* Extracted material:
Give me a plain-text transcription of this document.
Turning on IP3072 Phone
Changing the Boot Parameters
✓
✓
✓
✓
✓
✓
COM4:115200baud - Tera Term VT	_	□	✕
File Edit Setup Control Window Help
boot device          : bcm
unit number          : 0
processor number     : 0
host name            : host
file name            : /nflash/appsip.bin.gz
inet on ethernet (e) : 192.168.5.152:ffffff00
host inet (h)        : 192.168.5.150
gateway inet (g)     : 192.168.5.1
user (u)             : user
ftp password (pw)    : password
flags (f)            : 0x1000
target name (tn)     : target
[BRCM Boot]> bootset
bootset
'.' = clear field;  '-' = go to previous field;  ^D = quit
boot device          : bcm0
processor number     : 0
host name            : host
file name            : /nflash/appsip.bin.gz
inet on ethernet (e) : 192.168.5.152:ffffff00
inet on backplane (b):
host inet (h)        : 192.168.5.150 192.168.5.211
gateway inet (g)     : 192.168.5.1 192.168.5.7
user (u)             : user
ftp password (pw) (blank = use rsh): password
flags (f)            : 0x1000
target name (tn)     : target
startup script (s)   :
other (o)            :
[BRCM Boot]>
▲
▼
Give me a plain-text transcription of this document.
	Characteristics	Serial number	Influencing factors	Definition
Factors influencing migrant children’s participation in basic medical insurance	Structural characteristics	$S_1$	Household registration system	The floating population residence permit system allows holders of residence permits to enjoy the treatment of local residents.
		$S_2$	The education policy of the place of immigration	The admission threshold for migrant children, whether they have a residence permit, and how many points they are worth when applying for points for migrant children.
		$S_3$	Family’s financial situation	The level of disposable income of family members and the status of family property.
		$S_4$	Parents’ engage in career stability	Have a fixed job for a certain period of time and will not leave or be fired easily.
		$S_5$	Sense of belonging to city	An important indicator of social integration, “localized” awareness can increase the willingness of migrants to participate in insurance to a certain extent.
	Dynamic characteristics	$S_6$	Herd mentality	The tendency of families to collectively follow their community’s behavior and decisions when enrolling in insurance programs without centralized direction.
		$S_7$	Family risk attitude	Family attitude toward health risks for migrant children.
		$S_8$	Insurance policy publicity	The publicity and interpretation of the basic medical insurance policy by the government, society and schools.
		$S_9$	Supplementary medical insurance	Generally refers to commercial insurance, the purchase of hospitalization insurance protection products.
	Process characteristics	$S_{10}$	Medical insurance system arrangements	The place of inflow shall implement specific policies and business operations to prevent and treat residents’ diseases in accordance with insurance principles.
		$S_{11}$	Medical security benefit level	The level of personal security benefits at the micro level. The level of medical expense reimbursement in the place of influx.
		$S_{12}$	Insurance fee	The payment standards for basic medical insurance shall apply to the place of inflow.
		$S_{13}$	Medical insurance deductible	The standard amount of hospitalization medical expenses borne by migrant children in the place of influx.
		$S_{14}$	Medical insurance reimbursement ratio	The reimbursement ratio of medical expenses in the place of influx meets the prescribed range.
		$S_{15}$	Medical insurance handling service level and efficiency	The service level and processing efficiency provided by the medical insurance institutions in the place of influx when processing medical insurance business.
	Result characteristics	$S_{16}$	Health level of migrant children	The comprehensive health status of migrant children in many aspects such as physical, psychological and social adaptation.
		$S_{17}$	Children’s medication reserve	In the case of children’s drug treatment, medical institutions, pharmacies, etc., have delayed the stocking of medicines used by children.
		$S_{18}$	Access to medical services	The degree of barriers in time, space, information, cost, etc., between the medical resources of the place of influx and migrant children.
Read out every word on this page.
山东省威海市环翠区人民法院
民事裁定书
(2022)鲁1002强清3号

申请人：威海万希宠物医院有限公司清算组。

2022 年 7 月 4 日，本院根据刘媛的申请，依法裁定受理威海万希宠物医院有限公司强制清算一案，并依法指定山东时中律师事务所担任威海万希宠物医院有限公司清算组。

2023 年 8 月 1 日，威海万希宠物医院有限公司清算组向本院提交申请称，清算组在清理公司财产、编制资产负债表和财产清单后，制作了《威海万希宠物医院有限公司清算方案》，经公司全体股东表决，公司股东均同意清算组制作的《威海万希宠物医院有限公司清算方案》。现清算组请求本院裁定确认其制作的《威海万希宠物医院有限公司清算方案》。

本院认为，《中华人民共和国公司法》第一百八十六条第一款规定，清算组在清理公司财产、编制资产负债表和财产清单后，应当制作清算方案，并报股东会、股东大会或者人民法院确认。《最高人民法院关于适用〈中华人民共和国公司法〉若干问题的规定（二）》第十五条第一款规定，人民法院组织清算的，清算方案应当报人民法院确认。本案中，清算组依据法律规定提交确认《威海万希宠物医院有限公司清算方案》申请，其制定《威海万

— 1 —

* What to produce:
Find how many lines in the material hold the word "influx" and state that number alone.

* Response:
5